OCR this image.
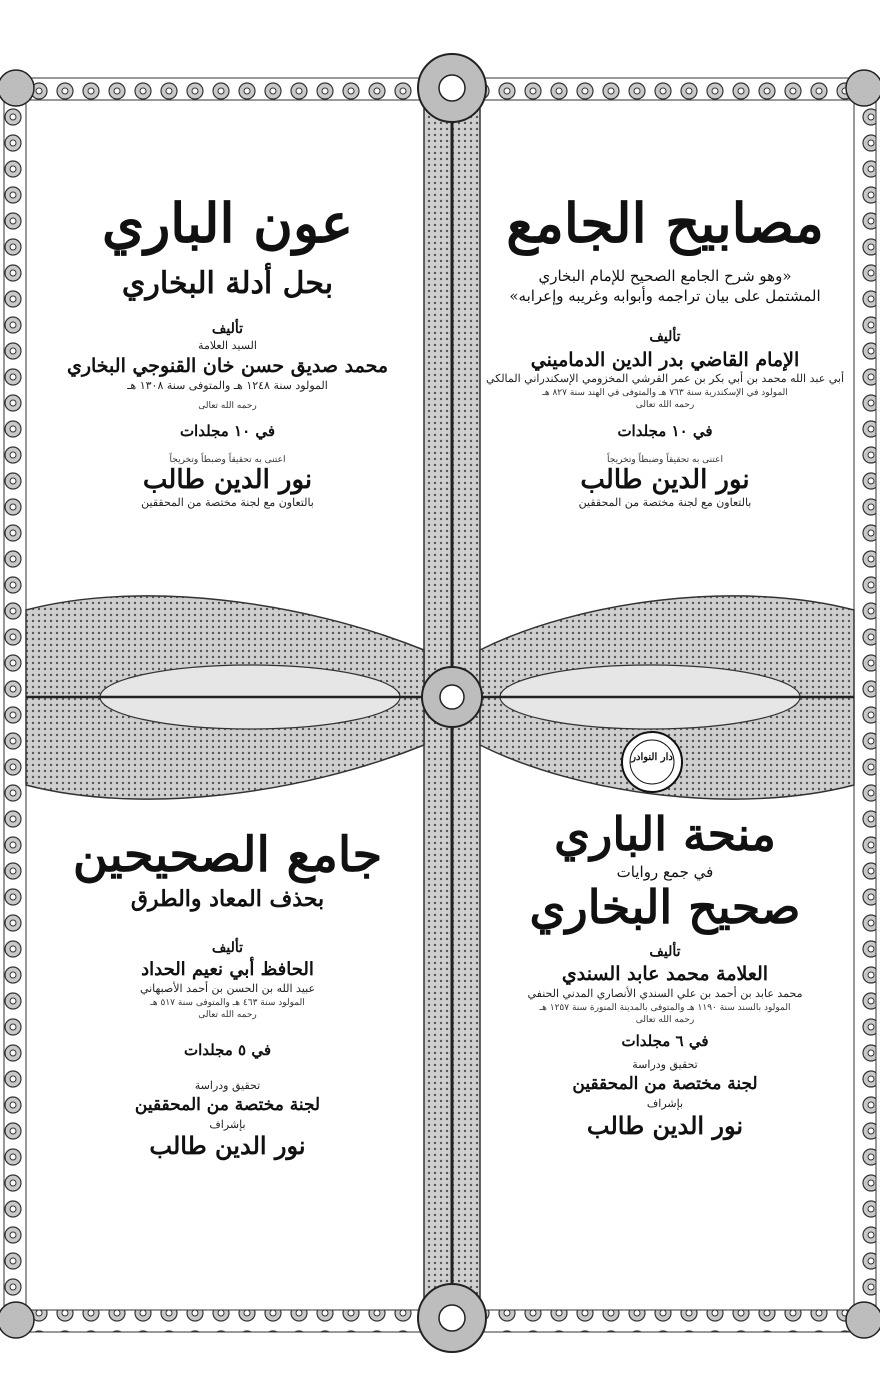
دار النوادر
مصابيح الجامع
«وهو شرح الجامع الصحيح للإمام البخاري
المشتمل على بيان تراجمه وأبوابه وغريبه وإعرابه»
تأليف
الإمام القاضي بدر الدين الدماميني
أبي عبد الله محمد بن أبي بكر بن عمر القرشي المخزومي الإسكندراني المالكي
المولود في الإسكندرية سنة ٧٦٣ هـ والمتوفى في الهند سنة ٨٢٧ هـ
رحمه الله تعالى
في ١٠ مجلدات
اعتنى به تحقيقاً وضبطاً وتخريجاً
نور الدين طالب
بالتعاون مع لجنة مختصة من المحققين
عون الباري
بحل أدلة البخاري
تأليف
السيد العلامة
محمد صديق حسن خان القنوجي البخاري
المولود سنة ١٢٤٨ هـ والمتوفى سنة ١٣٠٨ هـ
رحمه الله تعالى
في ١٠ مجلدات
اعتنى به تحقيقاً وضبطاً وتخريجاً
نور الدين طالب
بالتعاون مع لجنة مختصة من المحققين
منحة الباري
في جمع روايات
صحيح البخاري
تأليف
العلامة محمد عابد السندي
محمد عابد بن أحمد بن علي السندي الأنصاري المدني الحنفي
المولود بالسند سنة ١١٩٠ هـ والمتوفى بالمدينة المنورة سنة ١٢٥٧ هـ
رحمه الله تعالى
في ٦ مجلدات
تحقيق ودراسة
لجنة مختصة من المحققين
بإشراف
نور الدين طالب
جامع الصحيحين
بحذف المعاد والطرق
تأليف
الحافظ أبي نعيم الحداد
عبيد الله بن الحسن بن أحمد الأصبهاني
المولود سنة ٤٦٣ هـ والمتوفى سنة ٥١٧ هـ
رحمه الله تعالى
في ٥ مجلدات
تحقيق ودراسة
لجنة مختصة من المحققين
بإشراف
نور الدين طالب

[EXERCISE INSTRUCTIONS] Which lines contain the word "مجلدات"? Copy each one.

[SOLUTION FOR THIS TASK]
في ١٠ مجلدات
في ١٠ مجلدات
في ٦ مجلدات
في ٥ مجلدات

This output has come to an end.